In the records below, find each line with the word "Shares" and copy it.

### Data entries
--
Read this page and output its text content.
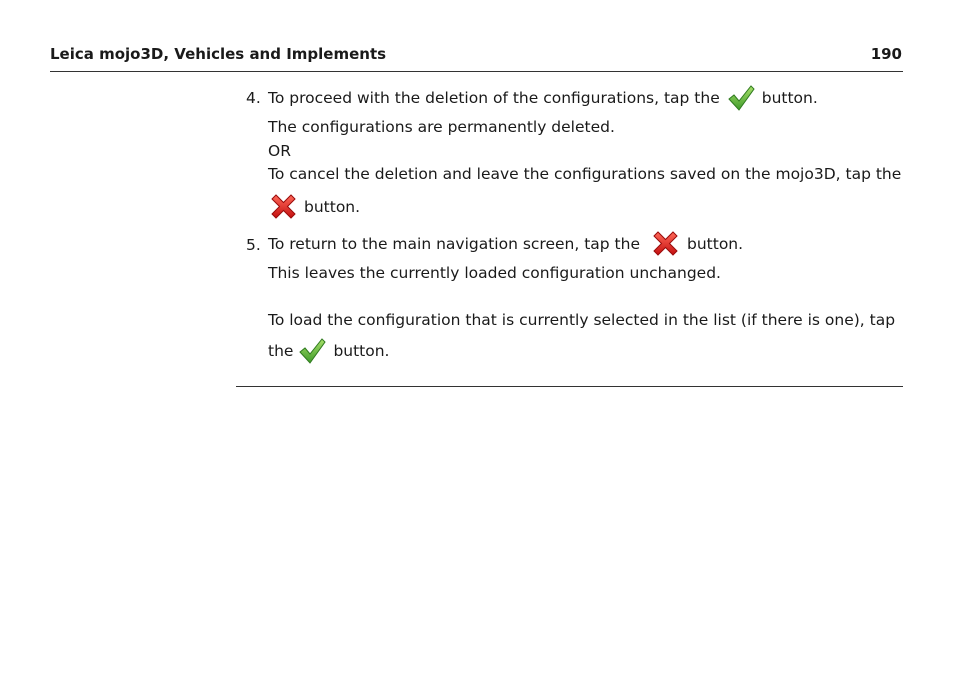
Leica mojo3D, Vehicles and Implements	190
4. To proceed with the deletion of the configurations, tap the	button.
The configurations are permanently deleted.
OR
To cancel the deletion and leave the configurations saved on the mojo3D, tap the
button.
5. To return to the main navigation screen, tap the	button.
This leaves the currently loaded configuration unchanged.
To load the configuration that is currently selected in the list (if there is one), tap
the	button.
--
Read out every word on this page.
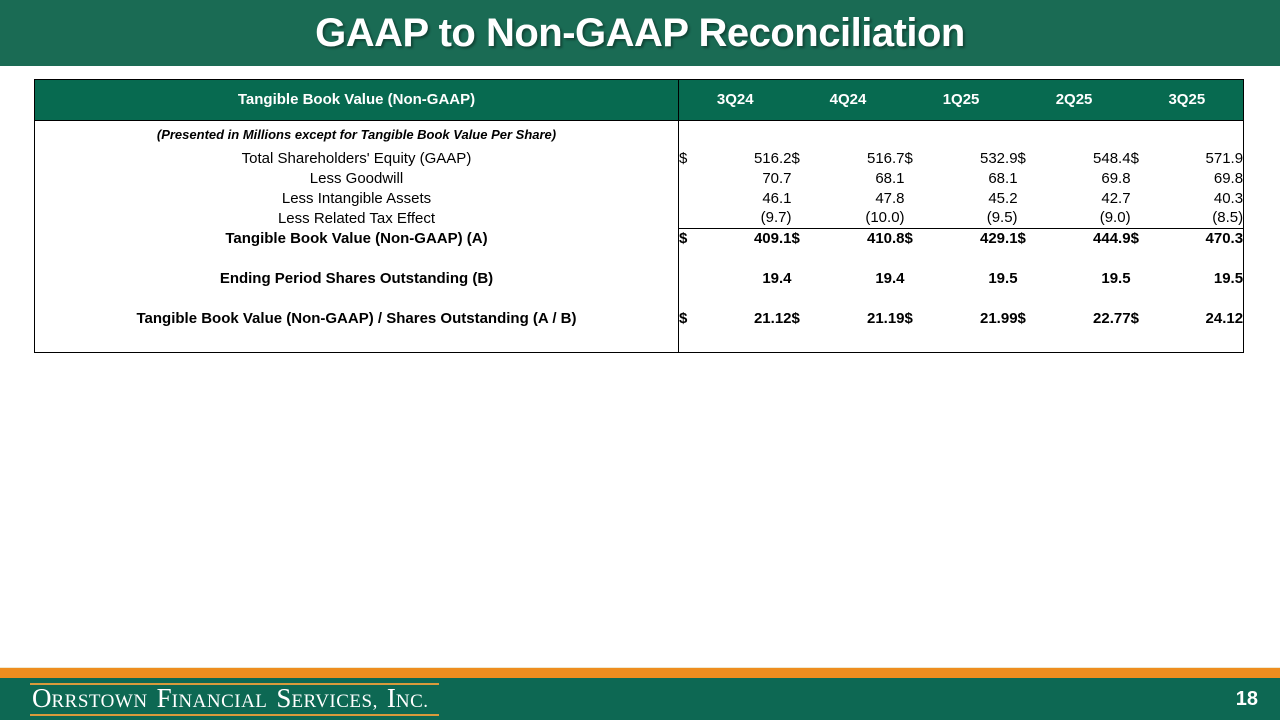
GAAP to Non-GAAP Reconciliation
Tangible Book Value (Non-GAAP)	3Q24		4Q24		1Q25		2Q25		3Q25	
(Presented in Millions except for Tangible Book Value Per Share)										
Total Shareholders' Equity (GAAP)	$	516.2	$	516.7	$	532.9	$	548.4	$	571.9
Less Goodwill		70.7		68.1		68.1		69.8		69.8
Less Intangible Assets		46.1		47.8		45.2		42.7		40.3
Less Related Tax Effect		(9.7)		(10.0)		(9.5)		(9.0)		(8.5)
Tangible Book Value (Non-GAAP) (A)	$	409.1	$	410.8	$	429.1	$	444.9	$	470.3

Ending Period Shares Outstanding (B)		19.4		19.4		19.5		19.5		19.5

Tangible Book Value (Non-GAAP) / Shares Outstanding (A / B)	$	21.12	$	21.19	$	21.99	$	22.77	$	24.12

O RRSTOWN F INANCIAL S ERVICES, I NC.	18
--
### TASK OUTPUT
Ending Period Shares Outstanding (B)		19.4		19.4		19.5		19.5		19.5
Tangible Book Value (Non-GAAP) / Shares Outstanding (A / B)	$	21.12	$	21.19	$	21.99	$	22.77	$	24.12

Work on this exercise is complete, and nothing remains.